:: RECORDS FOR PROCESSING

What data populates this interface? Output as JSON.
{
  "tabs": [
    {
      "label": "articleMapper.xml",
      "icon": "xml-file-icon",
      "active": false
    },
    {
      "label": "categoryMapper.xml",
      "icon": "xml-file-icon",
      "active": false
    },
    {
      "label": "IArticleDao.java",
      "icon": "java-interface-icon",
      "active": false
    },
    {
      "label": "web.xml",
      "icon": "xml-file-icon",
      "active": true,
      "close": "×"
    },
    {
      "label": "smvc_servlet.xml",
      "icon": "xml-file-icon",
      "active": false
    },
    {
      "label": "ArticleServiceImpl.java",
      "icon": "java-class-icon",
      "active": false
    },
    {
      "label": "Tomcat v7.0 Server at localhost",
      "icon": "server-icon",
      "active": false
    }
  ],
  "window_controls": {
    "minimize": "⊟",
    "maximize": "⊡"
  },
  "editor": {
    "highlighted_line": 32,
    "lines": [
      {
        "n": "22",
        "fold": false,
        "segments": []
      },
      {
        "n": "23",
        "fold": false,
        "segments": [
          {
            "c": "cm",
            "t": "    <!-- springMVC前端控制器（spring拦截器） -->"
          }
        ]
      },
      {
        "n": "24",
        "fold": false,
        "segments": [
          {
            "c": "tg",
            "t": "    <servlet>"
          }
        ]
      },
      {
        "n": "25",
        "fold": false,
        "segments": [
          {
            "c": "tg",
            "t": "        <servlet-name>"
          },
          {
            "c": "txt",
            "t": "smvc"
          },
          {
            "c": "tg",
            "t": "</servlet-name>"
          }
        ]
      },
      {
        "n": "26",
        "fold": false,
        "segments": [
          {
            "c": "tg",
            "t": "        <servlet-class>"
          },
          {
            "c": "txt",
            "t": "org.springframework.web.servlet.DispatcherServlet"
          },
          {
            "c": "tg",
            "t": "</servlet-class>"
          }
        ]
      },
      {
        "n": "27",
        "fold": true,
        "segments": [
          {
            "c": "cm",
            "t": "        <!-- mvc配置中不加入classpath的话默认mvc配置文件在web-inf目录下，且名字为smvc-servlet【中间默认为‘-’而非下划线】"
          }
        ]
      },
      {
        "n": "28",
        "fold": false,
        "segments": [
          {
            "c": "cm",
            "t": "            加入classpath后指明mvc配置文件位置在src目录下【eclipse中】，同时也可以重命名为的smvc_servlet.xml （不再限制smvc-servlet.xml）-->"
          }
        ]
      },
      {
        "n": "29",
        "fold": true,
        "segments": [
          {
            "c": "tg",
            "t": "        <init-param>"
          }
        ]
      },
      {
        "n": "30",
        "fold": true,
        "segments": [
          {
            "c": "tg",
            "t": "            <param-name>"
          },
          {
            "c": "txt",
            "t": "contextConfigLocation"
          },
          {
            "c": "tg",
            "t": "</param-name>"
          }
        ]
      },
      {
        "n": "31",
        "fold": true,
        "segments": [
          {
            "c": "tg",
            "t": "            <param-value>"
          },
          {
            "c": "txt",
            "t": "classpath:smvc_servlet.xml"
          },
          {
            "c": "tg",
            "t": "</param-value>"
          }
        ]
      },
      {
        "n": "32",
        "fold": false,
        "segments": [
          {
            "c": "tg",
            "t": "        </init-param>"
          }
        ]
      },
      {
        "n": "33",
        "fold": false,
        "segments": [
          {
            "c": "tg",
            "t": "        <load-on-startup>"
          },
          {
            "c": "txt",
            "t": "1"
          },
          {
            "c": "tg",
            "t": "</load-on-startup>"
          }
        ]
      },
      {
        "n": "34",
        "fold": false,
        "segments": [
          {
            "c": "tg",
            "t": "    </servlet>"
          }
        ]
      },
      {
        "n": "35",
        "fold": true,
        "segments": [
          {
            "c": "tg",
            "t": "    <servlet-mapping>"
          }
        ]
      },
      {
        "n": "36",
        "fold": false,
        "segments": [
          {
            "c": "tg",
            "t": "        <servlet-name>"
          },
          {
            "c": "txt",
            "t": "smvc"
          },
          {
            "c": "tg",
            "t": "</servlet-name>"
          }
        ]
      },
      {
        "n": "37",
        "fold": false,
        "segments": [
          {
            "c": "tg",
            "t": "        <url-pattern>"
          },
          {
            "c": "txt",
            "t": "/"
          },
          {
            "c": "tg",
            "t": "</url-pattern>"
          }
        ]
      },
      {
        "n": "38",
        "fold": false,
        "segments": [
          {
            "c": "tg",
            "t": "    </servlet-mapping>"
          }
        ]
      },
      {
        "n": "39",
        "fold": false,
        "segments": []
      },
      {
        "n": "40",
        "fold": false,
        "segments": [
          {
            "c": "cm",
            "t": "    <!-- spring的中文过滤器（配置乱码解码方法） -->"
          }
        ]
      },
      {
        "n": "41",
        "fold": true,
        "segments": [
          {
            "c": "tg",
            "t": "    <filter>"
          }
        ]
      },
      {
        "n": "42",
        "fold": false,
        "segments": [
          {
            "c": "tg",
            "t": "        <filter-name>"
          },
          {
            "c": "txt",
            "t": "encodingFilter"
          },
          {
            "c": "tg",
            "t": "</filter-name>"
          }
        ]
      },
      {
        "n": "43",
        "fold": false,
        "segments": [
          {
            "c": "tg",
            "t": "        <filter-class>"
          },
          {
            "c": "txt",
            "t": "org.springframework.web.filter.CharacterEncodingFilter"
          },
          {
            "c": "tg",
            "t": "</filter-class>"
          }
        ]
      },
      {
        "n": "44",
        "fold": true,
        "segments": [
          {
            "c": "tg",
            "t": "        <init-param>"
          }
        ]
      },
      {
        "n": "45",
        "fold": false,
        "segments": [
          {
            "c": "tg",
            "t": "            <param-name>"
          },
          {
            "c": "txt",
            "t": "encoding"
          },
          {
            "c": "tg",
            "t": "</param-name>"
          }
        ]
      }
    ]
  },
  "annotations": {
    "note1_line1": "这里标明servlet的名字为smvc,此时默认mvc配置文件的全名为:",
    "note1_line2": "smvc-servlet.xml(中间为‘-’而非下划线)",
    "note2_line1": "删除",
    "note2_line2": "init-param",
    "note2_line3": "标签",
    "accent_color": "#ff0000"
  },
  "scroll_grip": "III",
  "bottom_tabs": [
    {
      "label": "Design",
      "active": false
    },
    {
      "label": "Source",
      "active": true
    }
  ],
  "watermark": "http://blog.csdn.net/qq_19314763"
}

::::

» **THE REQUEST**: Every line of the data above should be copied exactly.

» **ANSWER FOR THE TASK**:
What data populates this interface? Output as JSON.
{
  "tabs": [
    {
      "label": "articleMapper.xml",
      "icon": "xml-file-icon",
      "active": false
    },
    {
      "label": "categoryMapper.xml",
      "icon": "xml-file-icon",
      "active": false
    },
    {
      "label": "IArticleDao.java",
      "icon": "java-interface-icon",
      "active": false
    },
    {
      "label": "web.xml",
      "icon": "xml-file-icon",
      "active": true,
      "close": "×"
    },
    {
      "label": "smvc_servlet.xml",
      "icon": "xml-file-icon",
      "active": false
    },
    {
      "label": "ArticleServiceImpl.java",
      "icon": "java-class-icon",
      "active": false
    },
    {
      "label": "Tomcat v7.0 Server at localhost",
      "icon": "server-icon",
      "active": false
    }
  ],
  "window_controls": {
    "minimize": "⊟",
    "maximize": "⊡"
  },
  "editor": {
    "highlighted_line": 32,
    "lines": [
      {
        "n": "22",
        "fold": false,
        "segments": []
      },
      {
        "n": "23",
        "fold": false,
        "segments": [
          {
            "c": "cm",
            "t": "    <!-- springMVC前端控制器（spring拦截器） -->"
          }
        ]
      },
      {
        "n": "24",
        "fold": false,
        "segments": [
          {
            "c": "tg",
            "t": "    <servlet>"
          }
        ]
      },
      {
        "n": "25",
        "fold": false,
        "segments": [
          {
            "c": "tg",
            "t": "        <servlet-name>"
          },
          {
            "c": "txt",
            "t": "smvc"
          },
          {
            "c": "tg",
            "t": "</servlet-name>"
          }
        ]
      },
      {
        "n": "26",
        "fold": false,
        "segments": [
          {
            "c": "tg",
            "t": "        <servlet-class>"
          },
          {
            "c": "txt",
            "t": "org.springframework.web.servlet.DispatcherServlet"
          },
          {
            "c": "tg",
            "t": "</servlet-class>"
          }
        ]
      },
      {
        "n": "27",
        "fold": true,
        "segments": [
          {
            "c": "cm",
            "t": "        <!-- mvc配置中不加入classpath的话默认mvc配置文件在web-inf目录下，且名字为smvc-servlet【中间默认为‘-’而非下划线】"
          }
        ]
      },
      {
        "n": "28",
        "fold": false,
        "segments": [
          {
            "c": "cm",
            "t": "            加入classpath后指明mvc配置文件位置在src目录下【eclipse中】，同时也可以重命名为的smvc_servlet.xml （不再限制smvc-servlet.xml）-->"
          }
        ]
      },
      {
        "n": "29",
        "fold": true,
        "segments": [
          {
            "c": "tg",
            "t": "        <init-param>"
          }
        ]
      },
      {
        "n": "30",
        "fold": true,
        "segments": [
          {
            "c": "tg",
            "t": "            <param-name>"
          },
          {
            "c": "txt",
            "t": "contextConfigLocation"
          },
          {
            "c": "tg",
            "t": "</param-name>"
          }
        ]
      },
      {
        "n": "31",
        "fold": true,
        "segments": [
          {
            "c": "tg",
            "t": "            <param-value>"
          },
          {
            "c": "txt",
            "t": "classpath:smvc_servlet.xml"
          },
          {
            "c": "tg",
            "t": "</param-value>"
          }
        ]
      },
      {
        "n": "32",
        "fold": false,
        "segments": [
          {
            "c": "tg",
            "t": "        </init-param>"
          }
        ]
      },
      {
        "n": "33",
        "fold": false,
        "segments": [
          {
            "c": "tg",
            "t": "        <load-on-startup>"
          },
          {
            "c": "txt",
            "t": "1"
          },
          {
            "c": "tg",
            "t": "</load-on-startup>"
          }
        ]
      },
      {
        "n": "34",
        "fold": false,
        "segments": [
          {
            "c": "tg",
            "t": "    </servlet>"
          }
        ]
      },
      {
        "n": "35",
        "fold": true,
        "segments": [
          {
            "c": "tg",
            "t": "    <servlet-mapping>"
          }
        ]
      },
      {
        "n": "36",
        "fold": false,
        "segments": [
          {
            "c": "tg",
            "t": "        <servlet-name>"
          },
          {
            "c": "txt",
            "t": "smvc"
          },
          {
            "c": "tg",
            "t": "</servlet-name>"
          }
        ]
      },
      {
        "n": "37",
        "fold": false,
        "segments": [
          {
            "c": "tg",
            "t": "        <url-pattern>"
          },
          {
            "c": "txt",
            "t": "/"
          },
          {
            "c": "tg",
            "t": "</url-pattern>"
          }
        ]
      },
      {
        "n": "38",
        "fold": false,
        "segments": [
          {
            "c": "tg",
            "t": "    </servlet-mapping>"
          }
        ]
      },
      {
        "n": "39",
        "fold": false,
        "segments": []
      },
      {
        "n": "40",
        "fold": false,
        "segments": [
          {
            "c": "cm",
            "t": "    <!-- spring的中文过滤器（配置乱码解码方法） -->"
          }
        ]
      },
      {
        "n": "41",
        "fold": true,
        "segments": [
          {
            "c": "tg",
            "t": "    <filter>"
          }
        ]
      },
      {
        "n": "42",
        "fold": false,
        "segments": [
          {
            "c": "tg",
            "t": "        <filter-name>"
          },
          {
            "c": "txt",
            "t": "encodingFilter"
          },
          {
            "c": "tg",
            "t": "</filter-name>"
          }
        ]
      },
      {
        "n": "43",
        "fold": false,
        "segments": [
          {
            "c": "tg",
            "t": "        <filter-class>"
          },
          {
            "c": "txt",
            "t": "org.springframework.web.filter.CharacterEncodingFilter"
          },
          {
            "c": "tg",
            "t": "</filter-class>"
          }
        ]
      },
      {
        "n": "44",
        "fold": true,
        "segments": [
          {
            "c": "tg",
            "t": "        <init-param>"
          }
        ]
      },
      {
        "n": "45",
        "fold": false,
        "segments": [
          {
            "c": "tg",
            "t": "            <param-name>"
          },
          {
            "c": "txt",
            "t": "encoding"
          },
          {
            "c": "tg",
            "t": "</param-name>"
          }
        ]
      }
    ]
  },
  "annotations": {
    "note1_line1": "这里标明servlet的名字为smvc,此时默认mvc配置文件的全名为:",
    "note1_line2": "smvc-servlet.xml(中间为‘-’而非下划线)",
    "note2_line1": "删除",
    "note2_line2": "init-param",
    "note2_line3": "标签",
    "accent_color": "#ff0000"
  },
  "scroll_grip": "III",
  "bottom_tabs": [
    {
      "label": "Design",
      "active": false
    },
    {
      "label": "Source",
      "active": true
    }
  ],
  "watermark": "http://blog.csdn.net/qq_19314763"
}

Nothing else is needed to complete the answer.